→ **Problema A**:
De acordo com o texto sobre o Grammy, qual edição da premiação aconteceu no domingo 14/03?
→ **Problema B**:
Prossiga com o texto sobre o Grammy a partir da última frase apresentada.

→ **Texto de leitura**:
□ □ □

No último domingo, (14/03), aconteceu a 63ª edição do Grammy Awards, considerada a maior premiação da indústria fonográfica mundial. Ao longo da noite, inúmeros artistas renomados do showbiz musical subiram ao palco para receber os gramofones dourados ou performar em uma programação amplamente televisionada.


No entanto, a condução do evento feita pela The Recording Academy (Academia de Gravação) acendeu mais uma vez críticas por parte do público pela forma pouco transparente com que artistas negros e asiáticos foram tratados. Isso porque, o Grammy empurrou a cerimônia de premiação de Best Pop Duo/Group Performance (Melhor Performance Pop em Duo ou Grupo), Best R&B (Melhor R&B) e Best Rap (Melhor Rap) de seu lugar habitual no script da premiação principal para um evento pré-show separado e não exibido.

□ □ □

→ **Dados fornecidos**:
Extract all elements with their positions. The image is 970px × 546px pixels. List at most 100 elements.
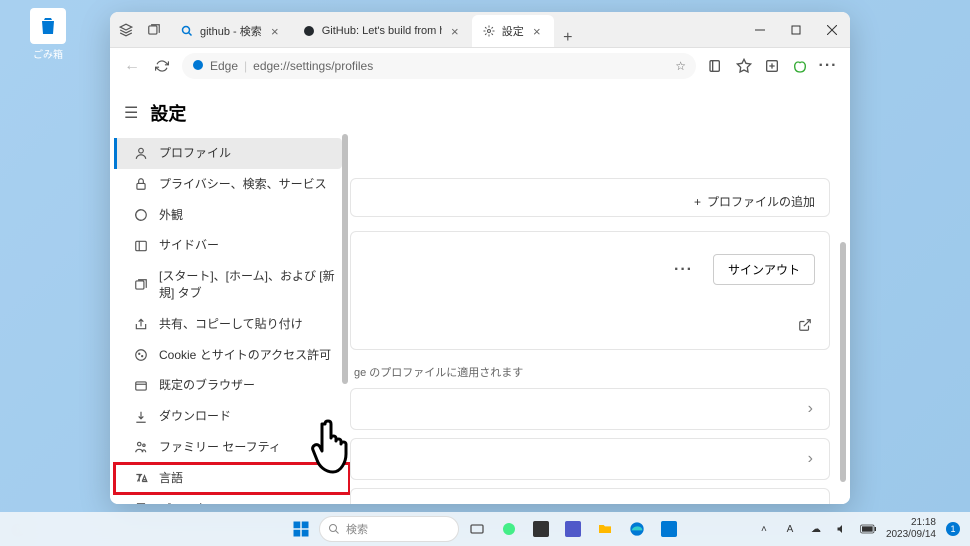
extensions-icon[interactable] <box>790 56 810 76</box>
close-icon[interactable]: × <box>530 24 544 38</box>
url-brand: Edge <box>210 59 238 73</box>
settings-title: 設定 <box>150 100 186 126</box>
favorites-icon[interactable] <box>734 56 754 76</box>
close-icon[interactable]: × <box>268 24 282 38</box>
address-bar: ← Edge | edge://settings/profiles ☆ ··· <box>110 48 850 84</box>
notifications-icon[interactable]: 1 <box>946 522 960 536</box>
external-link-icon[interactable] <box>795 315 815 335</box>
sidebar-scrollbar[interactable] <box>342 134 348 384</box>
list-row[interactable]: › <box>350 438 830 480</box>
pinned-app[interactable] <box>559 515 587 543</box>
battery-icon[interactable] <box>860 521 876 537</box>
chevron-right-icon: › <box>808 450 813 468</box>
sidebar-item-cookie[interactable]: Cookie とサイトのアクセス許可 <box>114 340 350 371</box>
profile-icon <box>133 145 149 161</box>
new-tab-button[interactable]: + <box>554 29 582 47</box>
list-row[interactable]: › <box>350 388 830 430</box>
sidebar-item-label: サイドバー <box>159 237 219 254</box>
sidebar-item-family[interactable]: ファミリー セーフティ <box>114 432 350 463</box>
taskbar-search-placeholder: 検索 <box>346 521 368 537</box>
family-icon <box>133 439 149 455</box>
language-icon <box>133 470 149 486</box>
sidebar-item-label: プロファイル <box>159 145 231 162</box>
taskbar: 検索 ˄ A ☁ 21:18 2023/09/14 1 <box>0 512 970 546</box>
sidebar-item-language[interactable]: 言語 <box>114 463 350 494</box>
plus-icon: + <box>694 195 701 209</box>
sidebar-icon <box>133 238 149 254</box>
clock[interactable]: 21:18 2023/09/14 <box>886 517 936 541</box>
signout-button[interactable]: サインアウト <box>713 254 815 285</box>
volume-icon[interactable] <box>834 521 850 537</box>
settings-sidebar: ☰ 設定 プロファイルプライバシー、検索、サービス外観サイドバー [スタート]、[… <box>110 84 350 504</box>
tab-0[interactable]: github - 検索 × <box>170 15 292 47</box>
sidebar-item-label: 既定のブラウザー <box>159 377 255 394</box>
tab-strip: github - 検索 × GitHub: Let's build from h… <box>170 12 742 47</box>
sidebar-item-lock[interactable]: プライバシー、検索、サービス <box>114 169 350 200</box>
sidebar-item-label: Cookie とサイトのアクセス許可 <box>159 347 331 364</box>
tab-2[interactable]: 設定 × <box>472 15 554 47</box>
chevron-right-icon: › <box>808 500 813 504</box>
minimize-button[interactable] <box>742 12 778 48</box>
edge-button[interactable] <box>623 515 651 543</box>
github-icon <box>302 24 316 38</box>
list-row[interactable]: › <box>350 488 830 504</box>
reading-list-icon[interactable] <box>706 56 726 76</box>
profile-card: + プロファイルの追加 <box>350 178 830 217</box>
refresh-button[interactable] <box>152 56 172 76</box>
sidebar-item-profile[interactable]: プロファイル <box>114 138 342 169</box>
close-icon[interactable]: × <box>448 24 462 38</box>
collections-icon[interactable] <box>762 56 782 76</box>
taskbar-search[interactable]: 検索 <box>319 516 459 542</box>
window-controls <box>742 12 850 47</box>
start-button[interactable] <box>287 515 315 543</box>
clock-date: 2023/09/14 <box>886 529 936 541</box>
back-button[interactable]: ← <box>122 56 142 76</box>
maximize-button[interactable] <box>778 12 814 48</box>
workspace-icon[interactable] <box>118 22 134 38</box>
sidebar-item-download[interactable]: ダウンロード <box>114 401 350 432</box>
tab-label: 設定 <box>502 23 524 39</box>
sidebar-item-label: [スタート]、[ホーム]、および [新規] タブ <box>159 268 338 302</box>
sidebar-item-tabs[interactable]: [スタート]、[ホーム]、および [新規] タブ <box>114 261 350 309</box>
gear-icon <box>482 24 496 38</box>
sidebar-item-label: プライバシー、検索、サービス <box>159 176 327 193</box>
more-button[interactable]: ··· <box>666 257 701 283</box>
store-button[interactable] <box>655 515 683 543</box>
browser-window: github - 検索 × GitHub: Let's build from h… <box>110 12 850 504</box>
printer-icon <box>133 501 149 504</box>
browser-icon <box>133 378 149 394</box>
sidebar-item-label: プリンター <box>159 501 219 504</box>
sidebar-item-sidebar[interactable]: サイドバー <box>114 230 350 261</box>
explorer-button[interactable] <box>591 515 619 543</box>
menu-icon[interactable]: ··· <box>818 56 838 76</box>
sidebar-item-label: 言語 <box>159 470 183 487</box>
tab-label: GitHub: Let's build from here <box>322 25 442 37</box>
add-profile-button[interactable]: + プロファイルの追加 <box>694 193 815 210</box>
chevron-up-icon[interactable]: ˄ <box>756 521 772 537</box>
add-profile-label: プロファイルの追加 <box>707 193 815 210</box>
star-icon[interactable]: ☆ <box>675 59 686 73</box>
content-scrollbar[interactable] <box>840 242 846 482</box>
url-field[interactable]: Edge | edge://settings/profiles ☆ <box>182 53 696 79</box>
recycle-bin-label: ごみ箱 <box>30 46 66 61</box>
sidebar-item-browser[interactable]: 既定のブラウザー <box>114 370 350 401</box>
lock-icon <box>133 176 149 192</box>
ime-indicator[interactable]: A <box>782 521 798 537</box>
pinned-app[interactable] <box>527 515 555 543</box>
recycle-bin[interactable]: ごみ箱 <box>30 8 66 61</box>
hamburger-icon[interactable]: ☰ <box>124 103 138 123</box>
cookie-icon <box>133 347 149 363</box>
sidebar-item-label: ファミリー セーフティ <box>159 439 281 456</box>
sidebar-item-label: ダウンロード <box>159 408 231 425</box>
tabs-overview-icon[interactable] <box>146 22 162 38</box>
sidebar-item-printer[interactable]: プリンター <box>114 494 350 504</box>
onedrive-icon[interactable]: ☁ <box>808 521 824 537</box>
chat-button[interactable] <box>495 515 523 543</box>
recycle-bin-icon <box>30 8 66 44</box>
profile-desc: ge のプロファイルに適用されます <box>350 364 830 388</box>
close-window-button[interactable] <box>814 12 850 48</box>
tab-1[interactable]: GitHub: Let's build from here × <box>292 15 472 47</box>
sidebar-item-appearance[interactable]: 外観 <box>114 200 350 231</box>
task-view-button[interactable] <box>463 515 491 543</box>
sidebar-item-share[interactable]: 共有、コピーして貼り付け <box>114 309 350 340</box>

□ □ □

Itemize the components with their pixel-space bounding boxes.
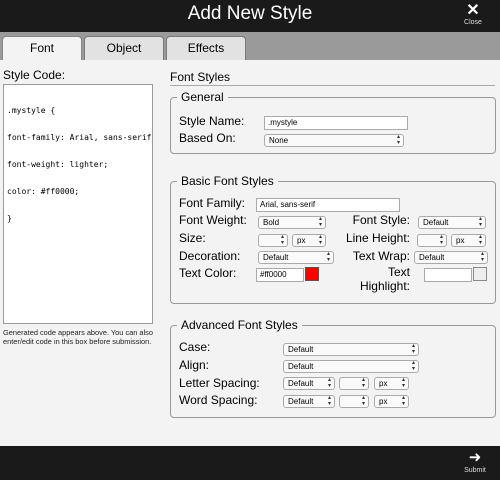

□ □ □

→ **Resultado do exercício A**:
A 63ª edição do Grammy Awards.

→ **Resultado do exercício B**:
Neste ano, a categoria Best Pop Duo/Group Performance incluiu o grupo sul-coreano BTS, que foi indicado pela primeira vez ao prêmio. Além disso, os gêneros Rap e R&B são conhecidos por serem dominados por artistas negros. Diante disso, a decisão da Academia de Gravação de remover tais categorias da transmissão principal ao vivo não foi bem vista. “Ela envia uma mensagem clara aos espectadores POC (pessoas não brancas). Em uma cerimônia de premiação que já foi historicamente dominada por artistas brancos, esta ação invalida ainda mais o trabalho e as realizações de artistas de cor, e minimiza seu impacto cultural e musical”, avalia a organização global liderada por jovens, Dear Asian Youth.


Conhecidos por promover um ativismo intersetorial e a solidariedade com outras comunidades marginalizadas, a organização acredita que, dificilmente, este cenário irá mudar nos próximos anos. “Essa decisão do Grammy demonstra que não é apenas mais difícil para os artistas negros romperem as fronteiras da indústria musical, mas também é improvável que recebam o devido respeito ou reconhecimento por seus sucessos”.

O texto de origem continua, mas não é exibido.